▸ **Data for the task**:
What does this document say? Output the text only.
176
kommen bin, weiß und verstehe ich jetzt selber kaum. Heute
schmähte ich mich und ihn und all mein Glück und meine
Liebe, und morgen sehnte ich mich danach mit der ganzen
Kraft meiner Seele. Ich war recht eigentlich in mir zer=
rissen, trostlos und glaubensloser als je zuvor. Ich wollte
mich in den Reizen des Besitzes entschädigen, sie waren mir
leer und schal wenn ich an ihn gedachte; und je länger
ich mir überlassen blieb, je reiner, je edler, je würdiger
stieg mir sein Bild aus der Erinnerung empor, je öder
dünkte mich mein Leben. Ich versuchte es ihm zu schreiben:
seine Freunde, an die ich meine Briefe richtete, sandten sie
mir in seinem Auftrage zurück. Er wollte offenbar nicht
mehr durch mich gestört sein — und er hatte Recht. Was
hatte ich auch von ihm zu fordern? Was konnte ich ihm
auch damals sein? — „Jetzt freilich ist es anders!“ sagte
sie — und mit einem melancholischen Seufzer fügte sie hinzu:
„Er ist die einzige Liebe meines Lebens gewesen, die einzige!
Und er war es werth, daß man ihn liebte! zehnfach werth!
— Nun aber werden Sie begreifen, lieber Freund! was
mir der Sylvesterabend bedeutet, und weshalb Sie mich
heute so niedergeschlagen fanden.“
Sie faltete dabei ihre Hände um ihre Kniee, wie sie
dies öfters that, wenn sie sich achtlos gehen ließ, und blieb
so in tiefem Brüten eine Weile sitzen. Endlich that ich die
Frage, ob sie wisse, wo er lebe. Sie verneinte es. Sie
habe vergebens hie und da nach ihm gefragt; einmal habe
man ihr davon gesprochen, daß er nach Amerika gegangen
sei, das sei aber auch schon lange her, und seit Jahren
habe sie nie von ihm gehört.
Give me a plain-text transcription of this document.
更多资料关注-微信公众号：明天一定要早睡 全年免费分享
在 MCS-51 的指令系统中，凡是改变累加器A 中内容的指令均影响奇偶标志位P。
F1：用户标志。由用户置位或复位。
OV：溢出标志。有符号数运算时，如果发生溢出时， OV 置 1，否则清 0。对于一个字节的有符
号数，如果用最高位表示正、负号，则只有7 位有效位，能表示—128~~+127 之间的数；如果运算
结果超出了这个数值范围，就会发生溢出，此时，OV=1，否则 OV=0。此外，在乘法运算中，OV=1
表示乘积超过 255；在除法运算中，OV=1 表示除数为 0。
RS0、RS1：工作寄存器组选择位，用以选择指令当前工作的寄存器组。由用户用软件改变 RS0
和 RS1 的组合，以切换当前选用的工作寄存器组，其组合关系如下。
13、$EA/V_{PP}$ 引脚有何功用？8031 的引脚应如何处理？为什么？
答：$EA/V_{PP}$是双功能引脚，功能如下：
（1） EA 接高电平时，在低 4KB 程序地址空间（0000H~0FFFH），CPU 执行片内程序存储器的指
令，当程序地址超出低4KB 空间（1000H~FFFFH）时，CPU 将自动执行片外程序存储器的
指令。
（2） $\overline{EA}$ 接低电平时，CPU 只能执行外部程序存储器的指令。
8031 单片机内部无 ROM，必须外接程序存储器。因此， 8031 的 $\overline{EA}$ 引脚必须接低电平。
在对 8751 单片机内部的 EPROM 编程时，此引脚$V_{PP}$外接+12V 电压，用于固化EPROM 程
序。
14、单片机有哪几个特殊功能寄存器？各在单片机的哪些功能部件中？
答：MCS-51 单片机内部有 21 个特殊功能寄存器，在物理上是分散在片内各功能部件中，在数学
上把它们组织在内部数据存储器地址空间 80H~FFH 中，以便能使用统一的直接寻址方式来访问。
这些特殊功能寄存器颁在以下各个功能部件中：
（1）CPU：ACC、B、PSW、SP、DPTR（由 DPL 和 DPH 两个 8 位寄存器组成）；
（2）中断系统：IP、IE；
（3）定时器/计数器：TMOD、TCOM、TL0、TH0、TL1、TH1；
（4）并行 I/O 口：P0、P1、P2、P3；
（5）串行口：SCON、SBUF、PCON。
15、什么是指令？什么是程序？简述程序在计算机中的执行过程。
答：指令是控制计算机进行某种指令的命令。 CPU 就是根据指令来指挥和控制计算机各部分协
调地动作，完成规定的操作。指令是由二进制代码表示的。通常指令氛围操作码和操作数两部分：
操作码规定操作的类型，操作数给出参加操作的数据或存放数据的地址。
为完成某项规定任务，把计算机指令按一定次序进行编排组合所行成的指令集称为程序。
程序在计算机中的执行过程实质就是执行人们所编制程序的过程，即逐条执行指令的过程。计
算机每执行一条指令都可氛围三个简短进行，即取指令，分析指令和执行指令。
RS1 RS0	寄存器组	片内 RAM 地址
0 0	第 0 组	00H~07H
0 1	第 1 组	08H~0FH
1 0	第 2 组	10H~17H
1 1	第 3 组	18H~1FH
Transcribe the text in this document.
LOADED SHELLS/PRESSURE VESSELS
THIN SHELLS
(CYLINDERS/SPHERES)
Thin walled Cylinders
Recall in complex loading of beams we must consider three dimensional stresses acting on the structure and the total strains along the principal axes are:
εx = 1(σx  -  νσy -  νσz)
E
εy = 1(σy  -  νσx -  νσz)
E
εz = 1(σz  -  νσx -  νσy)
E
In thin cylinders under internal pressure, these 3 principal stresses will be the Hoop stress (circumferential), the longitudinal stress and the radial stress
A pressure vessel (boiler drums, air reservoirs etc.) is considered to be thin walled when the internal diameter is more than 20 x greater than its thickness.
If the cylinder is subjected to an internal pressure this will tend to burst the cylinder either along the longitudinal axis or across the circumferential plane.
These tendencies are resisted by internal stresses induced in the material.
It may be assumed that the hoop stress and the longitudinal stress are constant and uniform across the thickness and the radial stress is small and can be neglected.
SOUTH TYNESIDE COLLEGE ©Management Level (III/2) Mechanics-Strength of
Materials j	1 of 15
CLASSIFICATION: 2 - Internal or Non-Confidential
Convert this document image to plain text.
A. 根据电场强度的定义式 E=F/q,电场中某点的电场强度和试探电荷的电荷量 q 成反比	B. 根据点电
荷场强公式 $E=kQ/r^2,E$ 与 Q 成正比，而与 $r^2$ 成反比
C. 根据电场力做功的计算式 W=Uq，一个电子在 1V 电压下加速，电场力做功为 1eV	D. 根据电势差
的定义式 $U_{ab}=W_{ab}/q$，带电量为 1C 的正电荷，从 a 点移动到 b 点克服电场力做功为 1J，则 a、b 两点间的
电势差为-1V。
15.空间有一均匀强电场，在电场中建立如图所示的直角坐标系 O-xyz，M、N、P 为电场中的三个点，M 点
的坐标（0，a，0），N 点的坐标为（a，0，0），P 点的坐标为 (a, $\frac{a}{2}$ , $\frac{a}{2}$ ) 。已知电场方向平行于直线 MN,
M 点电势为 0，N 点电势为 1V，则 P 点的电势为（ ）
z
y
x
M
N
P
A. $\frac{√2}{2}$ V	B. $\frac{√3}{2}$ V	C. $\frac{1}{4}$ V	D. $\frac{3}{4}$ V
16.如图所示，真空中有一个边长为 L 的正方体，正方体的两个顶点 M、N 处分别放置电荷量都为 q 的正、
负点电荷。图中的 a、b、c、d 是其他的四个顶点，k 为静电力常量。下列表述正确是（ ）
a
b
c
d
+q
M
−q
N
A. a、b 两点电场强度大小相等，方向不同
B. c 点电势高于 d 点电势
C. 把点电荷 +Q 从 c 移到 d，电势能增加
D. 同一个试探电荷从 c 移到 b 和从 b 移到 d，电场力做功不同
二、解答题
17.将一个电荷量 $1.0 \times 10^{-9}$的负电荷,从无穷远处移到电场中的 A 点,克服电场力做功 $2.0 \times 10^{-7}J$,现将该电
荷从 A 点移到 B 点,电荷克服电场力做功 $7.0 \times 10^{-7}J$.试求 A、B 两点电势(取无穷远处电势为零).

▸ **Given instruction**:
Of all the lines in the material above, how many contain the word "overline"? Give only the count.

▸ **Exercise output**:
2